## MATERIAL FOR THIS EXERCISE:
-.-.-
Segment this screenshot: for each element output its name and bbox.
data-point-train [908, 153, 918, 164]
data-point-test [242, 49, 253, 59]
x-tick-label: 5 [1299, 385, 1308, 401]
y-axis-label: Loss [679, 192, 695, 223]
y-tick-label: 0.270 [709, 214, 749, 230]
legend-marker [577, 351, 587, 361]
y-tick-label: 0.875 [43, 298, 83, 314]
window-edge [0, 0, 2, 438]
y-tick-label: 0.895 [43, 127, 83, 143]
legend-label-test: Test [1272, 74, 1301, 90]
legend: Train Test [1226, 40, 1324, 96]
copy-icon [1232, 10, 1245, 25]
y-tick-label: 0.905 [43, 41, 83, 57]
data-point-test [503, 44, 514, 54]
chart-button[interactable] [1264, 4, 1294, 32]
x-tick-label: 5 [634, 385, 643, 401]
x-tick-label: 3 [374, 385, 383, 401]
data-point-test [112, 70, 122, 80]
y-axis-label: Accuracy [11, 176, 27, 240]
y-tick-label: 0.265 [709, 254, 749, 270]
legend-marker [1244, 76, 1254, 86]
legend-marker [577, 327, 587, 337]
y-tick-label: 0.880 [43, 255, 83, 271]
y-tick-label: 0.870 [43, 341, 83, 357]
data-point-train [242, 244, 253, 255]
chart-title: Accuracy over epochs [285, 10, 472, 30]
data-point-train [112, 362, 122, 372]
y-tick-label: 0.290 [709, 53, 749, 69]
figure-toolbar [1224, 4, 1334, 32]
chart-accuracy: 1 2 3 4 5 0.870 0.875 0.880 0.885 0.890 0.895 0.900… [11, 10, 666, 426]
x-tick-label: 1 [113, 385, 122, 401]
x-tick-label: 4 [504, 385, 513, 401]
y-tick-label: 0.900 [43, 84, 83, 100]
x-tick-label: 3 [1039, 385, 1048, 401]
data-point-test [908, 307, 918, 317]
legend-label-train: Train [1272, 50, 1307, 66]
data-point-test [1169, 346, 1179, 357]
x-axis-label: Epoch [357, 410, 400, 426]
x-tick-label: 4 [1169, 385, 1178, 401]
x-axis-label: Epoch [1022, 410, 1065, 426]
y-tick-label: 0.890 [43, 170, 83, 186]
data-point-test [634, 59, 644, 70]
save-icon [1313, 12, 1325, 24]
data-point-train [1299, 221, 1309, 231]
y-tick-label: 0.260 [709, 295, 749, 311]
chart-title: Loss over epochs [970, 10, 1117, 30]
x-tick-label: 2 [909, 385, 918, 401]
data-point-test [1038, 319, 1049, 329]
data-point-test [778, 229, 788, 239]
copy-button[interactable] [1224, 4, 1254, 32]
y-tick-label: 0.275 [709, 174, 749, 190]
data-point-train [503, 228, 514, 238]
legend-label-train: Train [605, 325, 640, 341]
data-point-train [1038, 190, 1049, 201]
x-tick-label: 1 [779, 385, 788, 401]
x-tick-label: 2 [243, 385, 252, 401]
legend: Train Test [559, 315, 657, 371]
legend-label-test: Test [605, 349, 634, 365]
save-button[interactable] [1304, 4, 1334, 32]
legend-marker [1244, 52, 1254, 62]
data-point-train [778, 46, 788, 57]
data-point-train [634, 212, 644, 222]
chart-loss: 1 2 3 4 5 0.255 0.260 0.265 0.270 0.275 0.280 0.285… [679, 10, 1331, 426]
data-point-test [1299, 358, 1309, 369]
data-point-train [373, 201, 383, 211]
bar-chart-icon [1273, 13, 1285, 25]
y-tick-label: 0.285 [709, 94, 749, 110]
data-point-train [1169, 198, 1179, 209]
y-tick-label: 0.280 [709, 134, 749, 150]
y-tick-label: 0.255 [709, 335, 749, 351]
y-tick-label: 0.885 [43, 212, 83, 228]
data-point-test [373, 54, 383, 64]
-.-.-
Reproduce all of the records above, switching each occurrence of "legend-marker" to "legend-swatch" and leaving everything else unchanged.

Segment this screenshot: for each element output its name and bbox.
data-point-train [908, 153, 918, 164]
data-point-test [242, 49, 253, 59]
x-tick-label: 5 [1299, 385, 1308, 401]
y-axis-label: Loss [679, 192, 695, 223]
y-tick-label: 0.270 [709, 214, 749, 230]
legend-swatch [577, 351, 587, 361]
y-tick-label: 0.875 [43, 298, 83, 314]
window-edge [0, 0, 2, 438]
y-tick-label: 0.895 [43, 127, 83, 143]
legend-label-test: Test [1272, 74, 1301, 90]
legend: Train Test [1226, 40, 1324, 96]
copy-icon [1232, 10, 1245, 25]
y-tick-label: 0.905 [43, 41, 83, 57]
data-point-test [503, 44, 514, 54]
chart-button[interactable] [1264, 4, 1294, 32]
x-tick-label: 5 [634, 385, 643, 401]
x-tick-label: 3 [374, 385, 383, 401]
data-point-test [112, 70, 122, 80]
y-axis-label: Accuracy [11, 176, 27, 240]
y-tick-label: 0.265 [709, 254, 749, 270]
legend-swatch [1244, 76, 1254, 86]
legend-swatch [577, 327, 587, 337]
y-tick-label: 0.880 [43, 255, 83, 271]
y-tick-label: 0.870 [43, 341, 83, 357]
data-point-train [242, 244, 253, 255]
chart-title: Accuracy over epochs [285, 10, 472, 30]
data-point-train [112, 362, 122, 372]
y-tick-label: 0.290 [709, 53, 749, 69]
figure-toolbar [1224, 4, 1334, 32]
chart-accuracy: 1 2 3 4 5 0.870 0.875 0.880 0.885 0.890 0.895 0.900… [11, 10, 666, 426]
x-tick-label: 1 [113, 385, 122, 401]
x-tick-label: 4 [504, 385, 513, 401]
y-tick-label: 0.900 [43, 84, 83, 100]
x-tick-label: 3 [1039, 385, 1048, 401]
data-point-test [908, 307, 918, 317]
legend-label-train: Train [1272, 50, 1307, 66]
data-point-test [1169, 346, 1179, 357]
x-axis-label: Epoch [357, 410, 400, 426]
x-tick-label: 4 [1169, 385, 1178, 401]
x-axis-label: Epoch [1022, 410, 1065, 426]
y-tick-label: 0.890 [43, 170, 83, 186]
data-point-test [634, 59, 644, 70]
save-icon [1313, 12, 1325, 24]
data-point-train [1299, 221, 1309, 231]
y-tick-label: 0.260 [709, 295, 749, 311]
chart-title: Loss over epochs [970, 10, 1117, 30]
x-tick-label: 2 [909, 385, 918, 401]
data-point-test [1038, 319, 1049, 329]
data-point-test [778, 229, 788, 239]
copy-button[interactable] [1224, 4, 1254, 32]
y-tick-label: 0.275 [709, 174, 749, 190]
data-point-train [503, 228, 514, 238]
legend-label-train: Train [605, 325, 640, 341]
data-point-train [1038, 190, 1049, 201]
x-tick-label: 1 [779, 385, 788, 401]
x-tick-label: 2 [243, 385, 252, 401]
legend: Train Test [559, 315, 657, 371]
legend-label-test: Test [605, 349, 634, 365]
save-button[interactable] [1304, 4, 1334, 32]
legend-swatch [1244, 52, 1254, 62]
data-point-train [778, 46, 788, 57]
data-point-train [634, 212, 644, 222]
chart-loss: 1 2 3 4 5 0.255 0.260 0.265 0.270 0.275 0.280 0.285… [679, 10, 1331, 426]
data-point-test [1299, 358, 1309, 369]
data-point-train [373, 201, 383, 211]
bar-chart-icon [1273, 13, 1285, 25]
y-tick-label: 0.285 [709, 94, 749, 110]
data-point-train [1169, 198, 1179, 209]
y-tick-label: 0.280 [709, 134, 749, 150]
y-tick-label: 0.255 [709, 335, 749, 351]
y-tick-label: 0.885 [43, 212, 83, 228]
data-point-test [373, 54, 383, 64]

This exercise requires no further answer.